>> BEGIN Entries

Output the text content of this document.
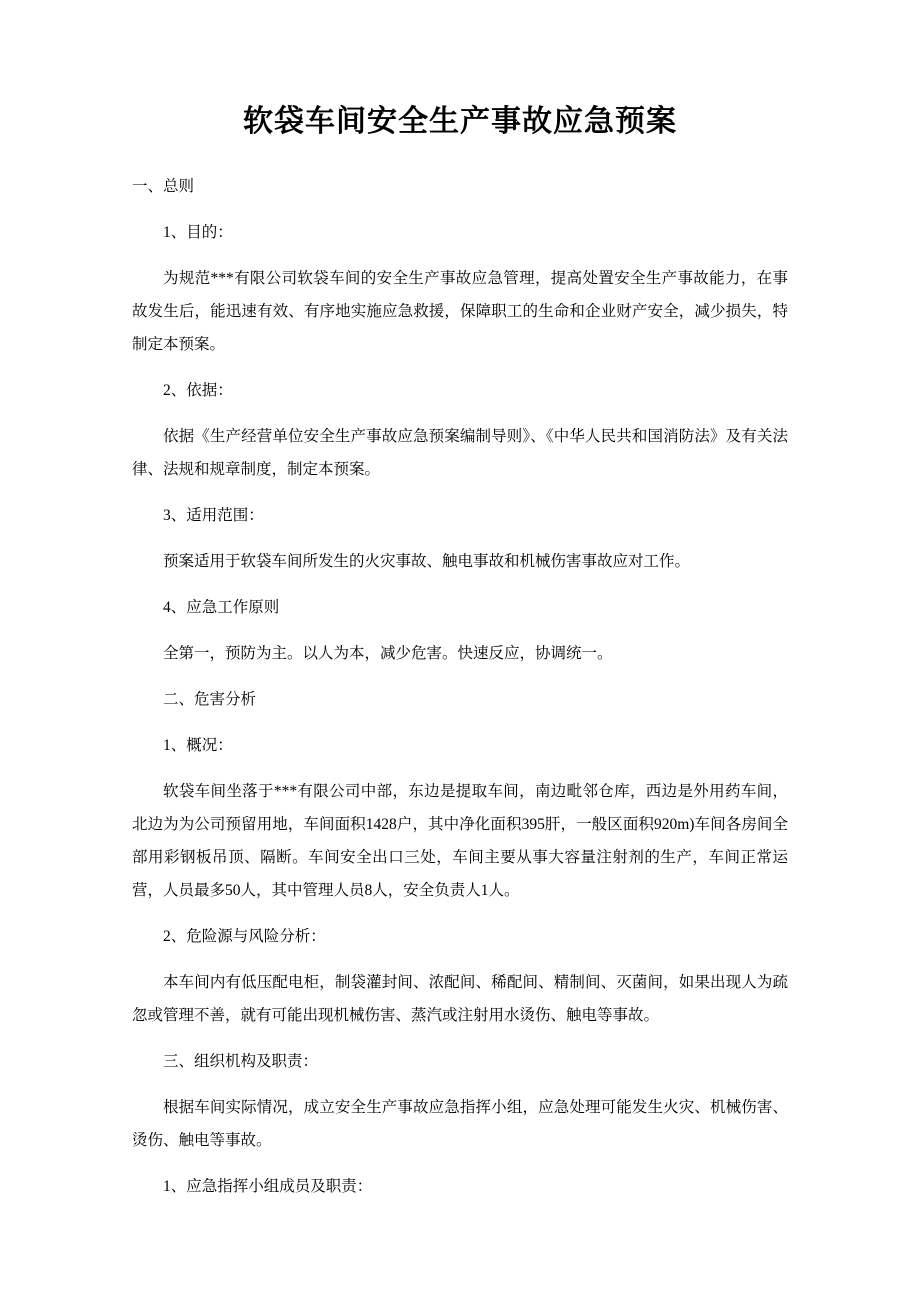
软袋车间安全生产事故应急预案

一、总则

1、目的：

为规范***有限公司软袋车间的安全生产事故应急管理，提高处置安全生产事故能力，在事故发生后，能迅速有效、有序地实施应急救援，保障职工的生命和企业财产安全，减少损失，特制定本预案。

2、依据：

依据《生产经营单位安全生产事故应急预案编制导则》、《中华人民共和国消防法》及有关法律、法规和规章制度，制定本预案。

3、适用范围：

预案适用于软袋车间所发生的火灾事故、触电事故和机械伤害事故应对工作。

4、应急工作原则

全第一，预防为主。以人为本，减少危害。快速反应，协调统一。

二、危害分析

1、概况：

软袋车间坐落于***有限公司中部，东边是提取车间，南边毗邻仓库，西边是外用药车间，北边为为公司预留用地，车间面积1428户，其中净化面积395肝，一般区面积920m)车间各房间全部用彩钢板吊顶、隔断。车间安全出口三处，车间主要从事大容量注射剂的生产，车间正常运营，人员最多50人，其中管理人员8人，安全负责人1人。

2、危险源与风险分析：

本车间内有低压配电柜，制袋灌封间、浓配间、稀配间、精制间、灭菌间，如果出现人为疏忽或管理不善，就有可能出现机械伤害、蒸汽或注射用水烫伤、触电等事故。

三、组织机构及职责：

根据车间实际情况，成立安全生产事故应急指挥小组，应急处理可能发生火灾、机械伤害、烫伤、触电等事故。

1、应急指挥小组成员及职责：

>> END Entries

The exercise ▸ Retype each record exactly as it stands, but do not include the pictures.

Result for this task ▸
Output the text content of this document.
软袋车间安全生产事故应急预案

一、总则

1、目的：

为规范***有限公司软袋车间的安全生产事故应急管理，提高处置安全生产事故能力，在事故发生后，能迅速有效、有序地实施应急救援，保障职工的生命和企业财产安全，减少损失，特制定本预案。

2、依据：

依据《生产经营单位安全生产事故应急预案编制导则》、《中华人民共和国消防法》及有关法律、法规和规章制度，制定本预案。

3、适用范围：

预案适用于软袋车间所发生的火灾事故、触电事故和机械伤害事故应对工作。

4、应急工作原则

全第一，预防为主。以人为本，减少危害。快速反应，协调统一。

二、危害分析

1、概况：

软袋车间坐落于***有限公司中部，东边是提取车间，南边毗邻仓库，西边是外用药车间，北边为为公司预留用地，车间面积1428户，其中净化面积395肝，一般区面积920m)车间各房间全部用彩钢板吊顶、隔断。车间安全出口三处，车间主要从事大容量注射剂的生产，车间正常运营，人员最多50人，其中管理人员8人，安全负责人1人。

2、危险源与风险分析：

本车间内有低压配电柜，制袋灌封间、浓配间、稀配间、精制间、灭菌间，如果出现人为疏忽或管理不善，就有可能出现机械伤害、蒸汽或注射用水烫伤、触电等事故。

三、组织机构及职责：

根据车间实际情况，成立安全生产事故应急指挥小组，应急处理可能发生火灾、机械伤害、烫伤、触电等事故。

1、应急指挥小组成员及职责：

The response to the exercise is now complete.